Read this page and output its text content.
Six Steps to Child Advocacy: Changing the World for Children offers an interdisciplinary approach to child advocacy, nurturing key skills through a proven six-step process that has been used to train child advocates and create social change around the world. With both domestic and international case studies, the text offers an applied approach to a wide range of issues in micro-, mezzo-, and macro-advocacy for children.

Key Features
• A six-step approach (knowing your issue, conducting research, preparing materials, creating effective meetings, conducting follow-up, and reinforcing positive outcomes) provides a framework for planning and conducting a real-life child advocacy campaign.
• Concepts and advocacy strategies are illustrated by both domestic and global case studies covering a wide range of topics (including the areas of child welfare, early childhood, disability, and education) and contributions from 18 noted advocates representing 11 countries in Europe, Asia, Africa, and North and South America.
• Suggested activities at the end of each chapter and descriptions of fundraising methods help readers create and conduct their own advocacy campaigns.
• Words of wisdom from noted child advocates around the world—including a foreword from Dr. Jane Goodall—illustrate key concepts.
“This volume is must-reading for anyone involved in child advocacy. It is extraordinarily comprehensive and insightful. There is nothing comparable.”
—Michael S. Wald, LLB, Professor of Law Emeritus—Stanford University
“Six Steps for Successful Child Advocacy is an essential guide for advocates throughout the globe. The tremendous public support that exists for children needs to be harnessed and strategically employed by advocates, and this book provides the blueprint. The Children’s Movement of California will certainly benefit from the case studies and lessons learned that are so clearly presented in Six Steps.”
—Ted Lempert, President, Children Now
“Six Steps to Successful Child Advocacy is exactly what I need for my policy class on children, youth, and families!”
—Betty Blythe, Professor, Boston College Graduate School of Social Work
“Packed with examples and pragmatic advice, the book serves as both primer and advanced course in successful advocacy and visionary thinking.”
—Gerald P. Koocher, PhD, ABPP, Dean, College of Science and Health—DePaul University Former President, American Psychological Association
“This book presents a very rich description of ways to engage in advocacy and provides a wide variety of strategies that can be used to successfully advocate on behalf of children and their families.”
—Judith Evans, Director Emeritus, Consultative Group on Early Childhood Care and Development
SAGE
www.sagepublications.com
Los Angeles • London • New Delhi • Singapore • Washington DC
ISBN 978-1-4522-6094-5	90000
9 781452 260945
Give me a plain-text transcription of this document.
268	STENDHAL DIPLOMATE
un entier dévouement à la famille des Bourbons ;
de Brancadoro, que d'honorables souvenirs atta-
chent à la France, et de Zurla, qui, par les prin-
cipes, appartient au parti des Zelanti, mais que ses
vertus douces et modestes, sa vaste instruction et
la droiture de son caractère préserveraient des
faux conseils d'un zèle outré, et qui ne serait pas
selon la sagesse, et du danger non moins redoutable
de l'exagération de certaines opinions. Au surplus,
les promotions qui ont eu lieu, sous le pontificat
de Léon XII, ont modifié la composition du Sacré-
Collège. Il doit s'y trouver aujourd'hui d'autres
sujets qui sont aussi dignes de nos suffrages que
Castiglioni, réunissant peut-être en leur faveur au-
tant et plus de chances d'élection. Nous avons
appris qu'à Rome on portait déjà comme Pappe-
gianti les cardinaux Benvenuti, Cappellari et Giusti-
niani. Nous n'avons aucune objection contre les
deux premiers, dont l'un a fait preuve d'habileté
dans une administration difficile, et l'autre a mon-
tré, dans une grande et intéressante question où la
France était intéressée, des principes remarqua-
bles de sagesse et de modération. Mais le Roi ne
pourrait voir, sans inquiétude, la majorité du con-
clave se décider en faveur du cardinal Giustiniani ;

================

> Directions for this task
List all lines from the entries that include the word "book".

> The reply
“Six Steps for Successful Child Advocacy is an essential guide for advocates throughout the globe. The tremendous public support that exists for children needs to be harnessed and strategically employed by advocates, and this book provides the blueprint. The Children’s Movement of California will certainly benefit from the case studies and lessons learned that are so clearly presented in Six Steps.”
“Packed with examples and pragmatic advice, the book serves as both primer and advanced course in successful advocacy and visionary thinking.”
“This book presents a very rich description of ways to engage in advocacy and provides a wide variety of strategies that can be used to successfully advocate on behalf of children and their families.”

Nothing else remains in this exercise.